Instruction:
Exactly reproduce each entry, leaving out nothing.

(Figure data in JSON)
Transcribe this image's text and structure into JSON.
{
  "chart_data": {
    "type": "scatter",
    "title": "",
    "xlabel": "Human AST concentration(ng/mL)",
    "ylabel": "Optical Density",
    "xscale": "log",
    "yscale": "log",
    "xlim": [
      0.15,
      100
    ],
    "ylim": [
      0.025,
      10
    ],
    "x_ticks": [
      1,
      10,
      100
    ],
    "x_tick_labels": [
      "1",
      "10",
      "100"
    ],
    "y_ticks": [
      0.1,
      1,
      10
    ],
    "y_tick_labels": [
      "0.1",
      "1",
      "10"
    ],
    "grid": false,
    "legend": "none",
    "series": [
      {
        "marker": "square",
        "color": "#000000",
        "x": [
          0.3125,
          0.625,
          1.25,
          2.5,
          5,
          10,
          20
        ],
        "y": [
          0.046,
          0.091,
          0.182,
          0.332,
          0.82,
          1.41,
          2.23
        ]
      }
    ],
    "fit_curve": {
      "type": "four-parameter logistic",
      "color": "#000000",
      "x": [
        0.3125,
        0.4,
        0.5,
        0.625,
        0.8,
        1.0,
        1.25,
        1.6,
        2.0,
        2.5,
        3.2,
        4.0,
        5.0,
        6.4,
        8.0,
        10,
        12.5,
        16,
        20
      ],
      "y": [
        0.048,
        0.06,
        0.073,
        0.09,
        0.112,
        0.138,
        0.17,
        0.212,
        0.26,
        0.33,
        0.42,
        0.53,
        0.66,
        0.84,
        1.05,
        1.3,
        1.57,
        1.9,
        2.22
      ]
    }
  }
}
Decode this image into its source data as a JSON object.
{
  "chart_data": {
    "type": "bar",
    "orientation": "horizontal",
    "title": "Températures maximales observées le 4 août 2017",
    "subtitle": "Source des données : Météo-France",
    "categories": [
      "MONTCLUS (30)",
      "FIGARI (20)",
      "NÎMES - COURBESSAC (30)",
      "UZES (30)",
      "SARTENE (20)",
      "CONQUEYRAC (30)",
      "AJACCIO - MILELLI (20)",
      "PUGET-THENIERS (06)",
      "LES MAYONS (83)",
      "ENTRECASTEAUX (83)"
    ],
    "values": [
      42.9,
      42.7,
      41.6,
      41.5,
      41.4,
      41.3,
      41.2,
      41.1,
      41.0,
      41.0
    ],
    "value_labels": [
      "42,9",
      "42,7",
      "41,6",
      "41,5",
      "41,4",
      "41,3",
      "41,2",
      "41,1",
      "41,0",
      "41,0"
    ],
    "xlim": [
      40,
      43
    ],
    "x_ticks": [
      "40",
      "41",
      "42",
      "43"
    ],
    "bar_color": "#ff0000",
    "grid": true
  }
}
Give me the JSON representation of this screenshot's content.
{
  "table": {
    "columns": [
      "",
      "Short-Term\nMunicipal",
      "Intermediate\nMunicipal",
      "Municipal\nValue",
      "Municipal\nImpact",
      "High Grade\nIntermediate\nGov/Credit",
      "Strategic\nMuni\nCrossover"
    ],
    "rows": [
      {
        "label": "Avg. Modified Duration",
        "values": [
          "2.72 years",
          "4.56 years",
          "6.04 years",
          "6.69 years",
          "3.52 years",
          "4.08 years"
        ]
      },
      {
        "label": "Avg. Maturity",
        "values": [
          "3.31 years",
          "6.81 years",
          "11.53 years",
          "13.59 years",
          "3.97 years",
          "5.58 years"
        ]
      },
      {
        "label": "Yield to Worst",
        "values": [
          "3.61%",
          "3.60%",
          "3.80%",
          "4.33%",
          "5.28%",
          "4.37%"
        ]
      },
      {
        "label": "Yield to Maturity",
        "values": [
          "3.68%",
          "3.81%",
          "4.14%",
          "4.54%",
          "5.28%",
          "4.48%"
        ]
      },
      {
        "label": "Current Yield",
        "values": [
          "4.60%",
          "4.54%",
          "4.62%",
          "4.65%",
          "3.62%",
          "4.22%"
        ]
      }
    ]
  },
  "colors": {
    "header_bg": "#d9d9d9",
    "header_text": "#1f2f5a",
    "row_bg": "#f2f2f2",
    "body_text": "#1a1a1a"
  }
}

Expected answer:
Transcribe this image's text and structure into JSON.
{
  "chart_data": {
    "type": "scatter",
    "title": "",
    "xlabel": "Human AST concentration(ng/mL)",
    "ylabel": "Optical Density",
    "xscale": "log",
    "yscale": "log",
    "xlim": [
      0.15,
      100
    ],
    "ylim": [
      0.025,
      10
    ],
    "x_ticks": [
      1,
      10,
      100
    ],
    "x_tick_labels": [
      "1",
      "10",
      "100"
    ],
    "y_ticks": [
      0.1,
      1,
      10
    ],
    "y_tick_labels": [
      "0.1",
      "1",
      "10"
    ],
    "grid": false,
    "legend": "none",
    "series": [
      {
        "marker": "square",
        "color": "#000000",
        "x": [
          0.3125,
          0.625,
          1.25,
          2.5,
          5,
          10,
          20
        ],
        "y": [
          0.046,
          0.091,
          0.182,
          0.332,
          0.82,
          1.41,
          2.23
        ]
      }
    ],
    "fit_curve": {
      "type": "four-parameter logistic",
      "color": "#000000",
      "x": [
        0.3125,
        0.4,
        0.5,
        0.625,
        0.8,
        1.0,
        1.25,
        1.6,
        2.0,
        2.5,
        3.2,
        4.0,
        5.0,
        6.4,
        8.0,
        10,
        12.5,
        16,
        20
      ],
      "y": [
        0.048,
        0.06,
        0.073,
        0.09,
        0.112,
        0.138,
        0.17,
        0.212,
        0.26,
        0.33,
        0.42,
        0.53,
        0.66,
        0.84,
        1.05,
        1.3,
        1.57,
        1.9,
        2.22
      ]
    }
  }
}
Decode this image into its source data as a JSON object.
{
  "chart_data": {
    "type": "bar",
    "orientation": "horizontal",
    "title": "Températures maximales observées le 4 août 2017",
    "subtitle": "Source des données : Météo-France",
    "categories": [
      "MONTCLUS (30)",
      "FIGARI (20)",
      "NÎMES - COURBESSAC (30)",
      "UZES (30)",
      "SARTENE (20)",
      "CONQUEYRAC (30)",
      "AJACCIO - MILELLI (20)",
      "PUGET-THENIERS (06)",
      "LES MAYONS (83)",
      "ENTRECASTEAUX (83)"
    ],
    "values": [
      42.9,
      42.7,
      41.6,
      41.5,
      41.4,
      41.3,
      41.2,
      41.1,
      41.0,
      41.0
    ],
    "value_labels": [
      "42,9",
      "42,7",
      "41,6",
      "41,5",
      "41,4",
      "41,3",
      "41,2",
      "41,1",
      "41,0",
      "41,0"
    ],
    "xlim": [
      40,
      43
    ],
    "x_ticks": [
      "40",
      "41",
      "42",
      "43"
    ],
    "bar_color": "#ff0000",
    "grid": true
  }
}
Give me the JSON representation of this screenshot's content.
{
  "table": {
    "columns": [
      "",
      "Short-Term\nMunicipal",
      "Intermediate\nMunicipal",
      "Municipal\nValue",
      "Municipal\nImpact",
      "High Grade\nIntermediate\nGov/Credit",
      "Strategic\nMuni\nCrossover"
    ],
    "rows": [
      {
        "label": "Avg. Modified Duration",
        "values": [
          "2.72 years",
          "4.56 years",
          "6.04 years",
          "6.69 years",
          "3.52 years",
          "4.08 years"
        ]
      },
      {
        "label": "Avg. Maturity",
        "values": [
          "3.31 years",
          "6.81 years",
          "11.53 years",
          "13.59 years",
          "3.97 years",
          "5.58 years"
        ]
      },
      {
        "label": "Yield to Worst",
        "values": [
          "3.61%",
          "3.60%",
          "3.80%",
          "4.33%",
          "5.28%",
          "4.37%"
        ]
      },
      {
        "label": "Yield to Maturity",
        "values": [
          "3.68%",
          "3.81%",
          "4.14%",
          "4.54%",
          "5.28%",
          "4.48%"
        ]
      },
      {
        "label": "Current Yield",
        "values": [
          "4.60%",
          "4.54%",
          "4.62%",
          "4.65%",
          "3.62%",
          "4.22%"
        ]
      }
    ]
  },
  "colors": {
    "header_bg": "#d9d9d9",
    "header_text": "#1f2f5a",
    "row_bg": "#f2f2f2",
    "body_text": "#1a1a1a"
  }
}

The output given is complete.